Each line that contains the word "image" counts once; give the total for the records below and nothing else.
-- BEGIN --
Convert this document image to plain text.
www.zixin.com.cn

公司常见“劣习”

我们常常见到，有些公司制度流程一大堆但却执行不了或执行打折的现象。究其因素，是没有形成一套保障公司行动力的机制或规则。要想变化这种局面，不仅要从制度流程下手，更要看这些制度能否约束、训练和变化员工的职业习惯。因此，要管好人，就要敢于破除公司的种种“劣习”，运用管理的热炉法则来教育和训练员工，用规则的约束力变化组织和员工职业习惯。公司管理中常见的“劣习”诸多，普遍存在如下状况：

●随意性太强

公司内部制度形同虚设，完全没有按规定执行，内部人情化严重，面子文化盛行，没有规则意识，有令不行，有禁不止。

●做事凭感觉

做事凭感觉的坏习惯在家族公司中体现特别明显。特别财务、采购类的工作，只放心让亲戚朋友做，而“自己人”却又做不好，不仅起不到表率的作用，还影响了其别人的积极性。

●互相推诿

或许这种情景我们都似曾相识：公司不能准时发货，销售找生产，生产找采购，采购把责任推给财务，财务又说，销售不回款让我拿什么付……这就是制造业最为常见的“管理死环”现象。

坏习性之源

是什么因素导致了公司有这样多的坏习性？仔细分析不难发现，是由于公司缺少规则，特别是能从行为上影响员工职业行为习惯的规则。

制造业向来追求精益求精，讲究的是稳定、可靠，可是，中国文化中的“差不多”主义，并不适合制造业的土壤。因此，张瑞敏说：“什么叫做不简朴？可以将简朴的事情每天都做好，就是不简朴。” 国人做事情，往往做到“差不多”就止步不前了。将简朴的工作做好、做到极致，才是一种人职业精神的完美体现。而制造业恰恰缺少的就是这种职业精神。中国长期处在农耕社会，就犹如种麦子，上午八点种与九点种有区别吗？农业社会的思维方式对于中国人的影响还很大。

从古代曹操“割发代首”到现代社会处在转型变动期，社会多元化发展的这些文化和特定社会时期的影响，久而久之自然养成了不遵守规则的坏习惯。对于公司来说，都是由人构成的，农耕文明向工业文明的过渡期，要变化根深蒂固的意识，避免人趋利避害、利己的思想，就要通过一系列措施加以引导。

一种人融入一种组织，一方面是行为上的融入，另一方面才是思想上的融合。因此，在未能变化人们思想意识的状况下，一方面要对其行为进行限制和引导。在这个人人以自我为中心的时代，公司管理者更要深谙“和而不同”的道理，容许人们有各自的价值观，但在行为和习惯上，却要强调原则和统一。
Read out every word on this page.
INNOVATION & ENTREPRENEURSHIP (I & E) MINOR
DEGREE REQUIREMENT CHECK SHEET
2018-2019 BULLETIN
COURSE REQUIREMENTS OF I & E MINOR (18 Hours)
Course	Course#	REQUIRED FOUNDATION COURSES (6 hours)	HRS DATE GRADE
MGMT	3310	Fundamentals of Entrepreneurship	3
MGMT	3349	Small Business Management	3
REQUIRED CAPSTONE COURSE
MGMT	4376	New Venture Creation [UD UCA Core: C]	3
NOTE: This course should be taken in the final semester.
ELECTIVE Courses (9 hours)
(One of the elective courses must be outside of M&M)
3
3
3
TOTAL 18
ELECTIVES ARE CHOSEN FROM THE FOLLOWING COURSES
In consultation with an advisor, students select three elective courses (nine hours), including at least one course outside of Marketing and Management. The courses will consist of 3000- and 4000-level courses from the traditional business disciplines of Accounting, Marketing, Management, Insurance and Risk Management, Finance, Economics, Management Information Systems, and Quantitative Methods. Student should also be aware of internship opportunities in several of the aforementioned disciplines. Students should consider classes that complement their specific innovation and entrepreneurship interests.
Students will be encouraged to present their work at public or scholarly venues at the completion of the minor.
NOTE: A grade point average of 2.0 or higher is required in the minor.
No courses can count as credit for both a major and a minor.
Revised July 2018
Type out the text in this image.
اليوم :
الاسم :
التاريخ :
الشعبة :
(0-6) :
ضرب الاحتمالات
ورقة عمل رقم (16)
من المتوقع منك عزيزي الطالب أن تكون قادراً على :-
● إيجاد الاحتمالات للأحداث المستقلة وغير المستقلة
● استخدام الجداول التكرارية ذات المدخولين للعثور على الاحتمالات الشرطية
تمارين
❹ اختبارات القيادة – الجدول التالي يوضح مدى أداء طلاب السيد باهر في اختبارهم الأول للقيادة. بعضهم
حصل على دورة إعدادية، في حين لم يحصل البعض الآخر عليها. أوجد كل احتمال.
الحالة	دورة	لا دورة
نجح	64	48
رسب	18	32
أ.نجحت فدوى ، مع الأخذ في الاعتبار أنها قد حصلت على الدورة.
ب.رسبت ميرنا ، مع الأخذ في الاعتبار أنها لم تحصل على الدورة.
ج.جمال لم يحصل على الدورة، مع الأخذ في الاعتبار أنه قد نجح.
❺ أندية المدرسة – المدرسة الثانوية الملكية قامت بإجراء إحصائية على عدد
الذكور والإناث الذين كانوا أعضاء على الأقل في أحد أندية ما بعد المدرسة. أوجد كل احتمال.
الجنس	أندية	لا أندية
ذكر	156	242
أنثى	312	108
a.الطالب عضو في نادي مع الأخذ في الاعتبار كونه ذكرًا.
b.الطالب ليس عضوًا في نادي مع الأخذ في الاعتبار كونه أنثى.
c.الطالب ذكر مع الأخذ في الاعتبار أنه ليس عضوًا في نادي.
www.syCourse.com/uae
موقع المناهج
-- END --
• ANSWER TO THE EXERCISE: 2